##### Data to process #####

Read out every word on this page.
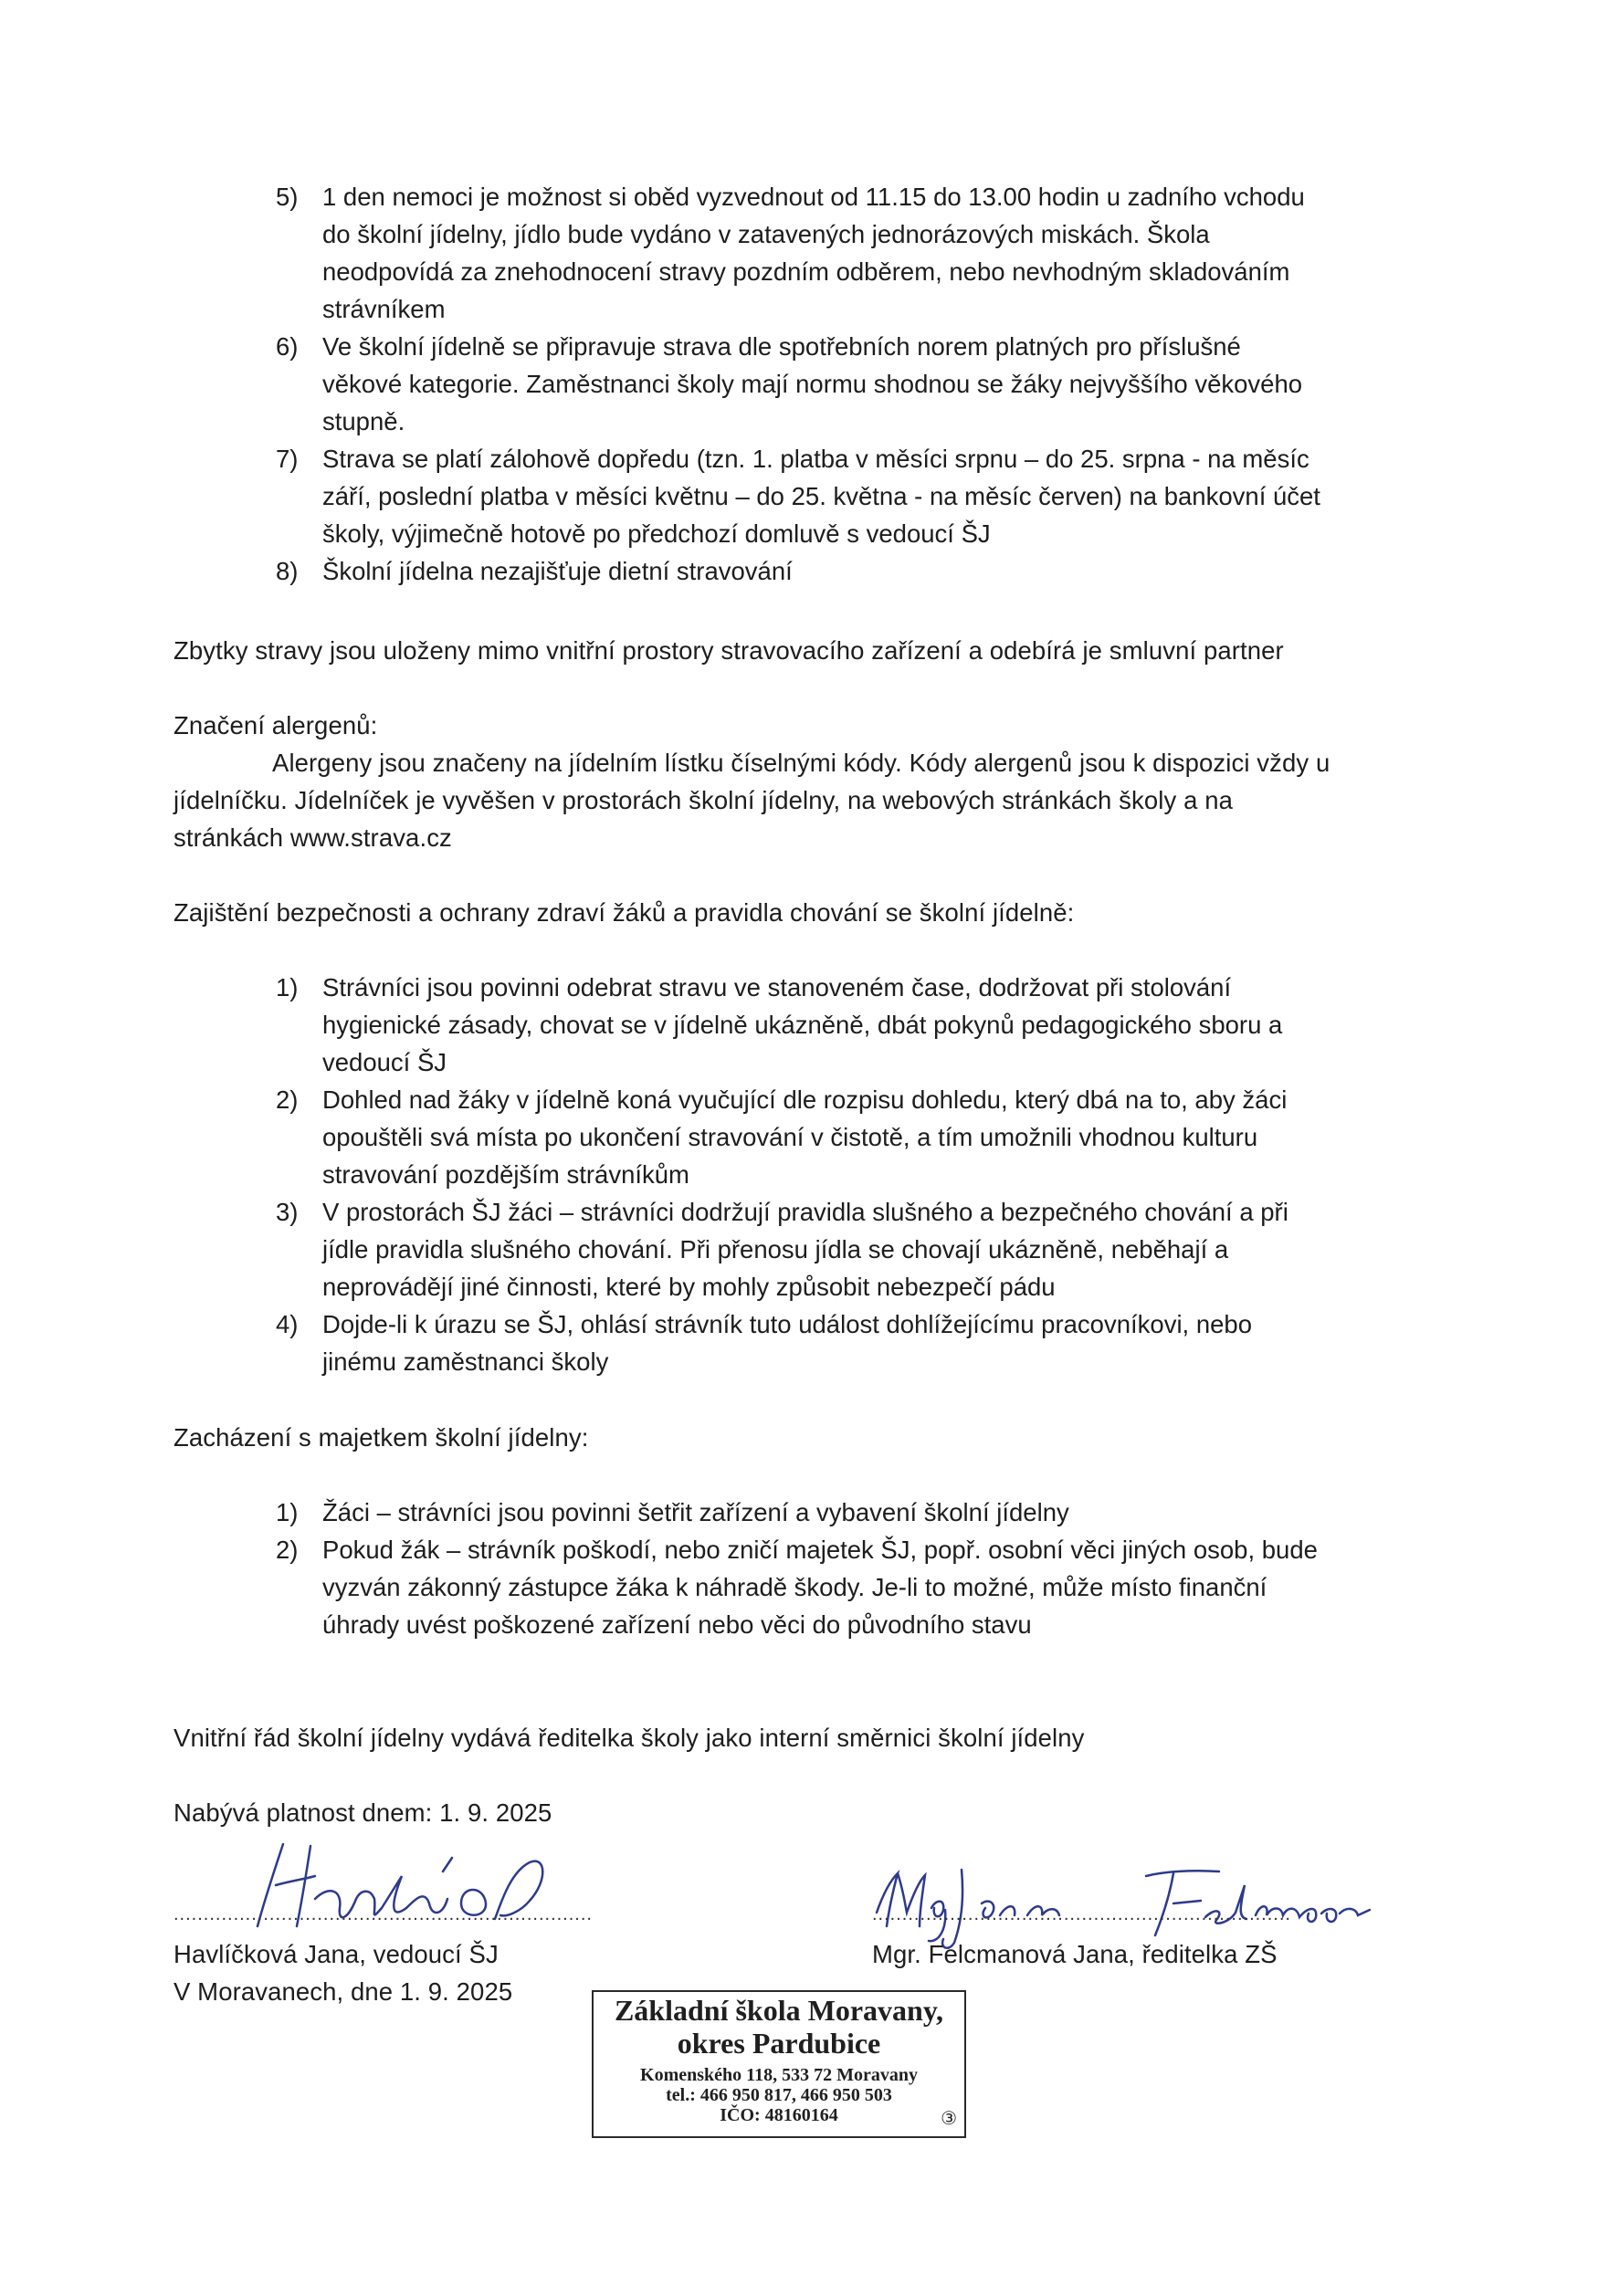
5) 1 den nemoci je možnost si oběd vyzvednout od 11.15 do 13.00 hodin u zadního vchodu
do školní jídelny, jídlo bude vydáno v zatavených jednorázových miskách. Škola
neodpovídá za znehodnocení stravy pozdním odběrem, nebo nevhodným skladováním
strávníkem
6) Ve školní jídelně se připravuje strava dle spotřebních norem platných pro příslušné
věkové kategorie. Zaměstnanci školy mají normu shodnou se žáky nejvyššího věkového
stupně.
7) Strava se platí zálohově dopředu (tzn. 1. platba v měsíci srpnu – do 25. srpna - na měsíc
září, poslední platba v měsíci květnu – do 25. května - na měsíc červen) na bankovní účet
školy, výjimečně hotově po předchozí domluvě s vedoucí ŠJ
8) Školní jídelna nezajišťuje dietní stravování
Zbytky stravy jsou uloženy mimo vnitřní prostory stravovacího zařízení a odebírá je smluvní partner
Značení alergenů:
Alergeny jsou značeny na jídelním lístku číselnými kódy. Kódy alergenů jsou k dispozici vždy u
jídelníčku. Jídelníček je vyvěšen v prostorách školní jídelny, na webových stránkách školy a na
stránkách www.strava.cz
Zajištění bezpečnosti a ochrany zdraví žáků a pravidla chování se školní jídelně:
1) Strávníci jsou povinni odebrat stravu ve stanoveném čase, dodržovat při stolování
hygienické zásady, chovat se v jídelně ukázněně, dbát pokynů pedagogického sboru a
vedoucí ŠJ
2) Dohled nad žáky v jídelně koná vyučující dle rozpisu dohledu, který dbá na to, aby žáci
opouštěli svá místa po ukončení stravování v čistotě, a tím umožnili vhodnou kulturu
stravování pozdějším strávníkům
3) V prostorách ŠJ žáci – strávníci dodržují pravidla slušného a bezpečného chování a při
jídle pravidla slušného chování. Při přenosu jídla se chovají ukázněně, neběhají a
neprovádějí jiné činnosti, které by mohly způsobit nebezpečí pádu
4) Dojde-li k úrazu se ŠJ, ohlásí strávník tuto událost dohlížejícímu pracovníkovi, nebo
jinému zaměstnanci školy
Zacházení s majetkem školní jídelny:
1) Žáci – strávníci jsou povinni šetřit zařízení a vybavení školní jídelny
2) Pokud žák – strávník poškodí, nebo zničí majetek ŠJ, popř. osobní věci jiných osob, bude
vyzván zákonný zástupce žáka k náhradě škody. Je-li to možné, může místo finanční
úhrady uvést poškozené zařízení nebo věci do původního stavu
Vnitřní řád školní jídelny vydává ředitelka školy jako interní směrnici školní jídelny
Nabývá platnost dnem: 1. 9. 2025
......................................................................
Havlíčková Jana, vedoucí ŠJ
V Moravanech, dne 1. 9. 2025
......................................................................
Mgr. Felcmanová Jana, ředitelka ZŠ
Základní škola Moravany,
okres Pardubice
Komenského 118, 533 72 Moravany
tel.: 466 950 817, 466 950 503
IČO: 48160164	③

#####

Task description
Exclude all images and restate the records above word for word.

Right answer
Read out every word on this page.
5) 1 den nemoci je možnost si oběd vyzvednout od 11.15 do 13.00 hodin u zadního vchodu
do školní jídelny, jídlo bude vydáno v zatavených jednorázových miskách. Škola
neodpovídá za znehodnocení stravy pozdním odběrem, nebo nevhodným skladováním
strávníkem
6) Ve školní jídelně se připravuje strava dle spotřebních norem platných pro příslušné
věkové kategorie. Zaměstnanci školy mají normu shodnou se žáky nejvyššího věkového
stupně.
7) Strava se platí zálohově dopředu (tzn. 1. platba v měsíci srpnu – do 25. srpna - na měsíc
září, poslední platba v měsíci květnu – do 25. května - na měsíc červen) na bankovní účet
školy, výjimečně hotově po předchozí domluvě s vedoucí ŠJ
8) Školní jídelna nezajišťuje dietní stravování
Zbytky stravy jsou uloženy mimo vnitřní prostory stravovacího zařízení a odebírá je smluvní partner
Značení alergenů:
Alergeny jsou značeny na jídelním lístku číselnými kódy. Kódy alergenů jsou k dispozici vždy u
jídelníčku. Jídelníček je vyvěšen v prostorách školní jídelny, na webových stránkách školy a na
stránkách www.strava.cz
Zajištění bezpečnosti a ochrany zdraví žáků a pravidla chování se školní jídelně:
1) Strávníci jsou povinni odebrat stravu ve stanoveném čase, dodržovat při stolování
hygienické zásady, chovat se v jídelně ukázněně, dbát pokynů pedagogického sboru a
vedoucí ŠJ
2) Dohled nad žáky v jídelně koná vyučující dle rozpisu dohledu, který dbá na to, aby žáci
opouštěli svá místa po ukončení stravování v čistotě, a tím umožnili vhodnou kulturu
stravování pozdějším strávníkům
3) V prostorách ŠJ žáci – strávníci dodržují pravidla slušného a bezpečného chování a při
jídle pravidla slušného chování. Při přenosu jídla se chovají ukázněně, neběhají a
neprovádějí jiné činnosti, které by mohly způsobit nebezpečí pádu
4) Dojde-li k úrazu se ŠJ, ohlásí strávník tuto událost dohlížejícímu pracovníkovi, nebo
jinému zaměstnanci školy
Zacházení s majetkem školní jídelny:
1) Žáci – strávníci jsou povinni šetřit zařízení a vybavení školní jídelny
2) Pokud žák – strávník poškodí, nebo zničí majetek ŠJ, popř. osobní věci jiných osob, bude
vyzván zákonný zástupce žáka k náhradě škody. Je-li to možné, může místo finanční
úhrady uvést poškozené zařízení nebo věci do původního stavu
Vnitřní řád školní jídelny vydává ředitelka školy jako interní směrnici školní jídelny
Nabývá platnost dnem: 1. 9. 2025
......................................................................
Havlíčková Jana, vedoucí ŠJ
V Moravanech, dne 1. 9. 2025
......................................................................
Mgr. Felcmanová Jana, ředitelka ZŠ
Základní škola Moravany,
okres Pardubice
Komenského 118, 533 72 Moravany
tel.: 466 950 817, 466 950 503
IČO: 48160164	③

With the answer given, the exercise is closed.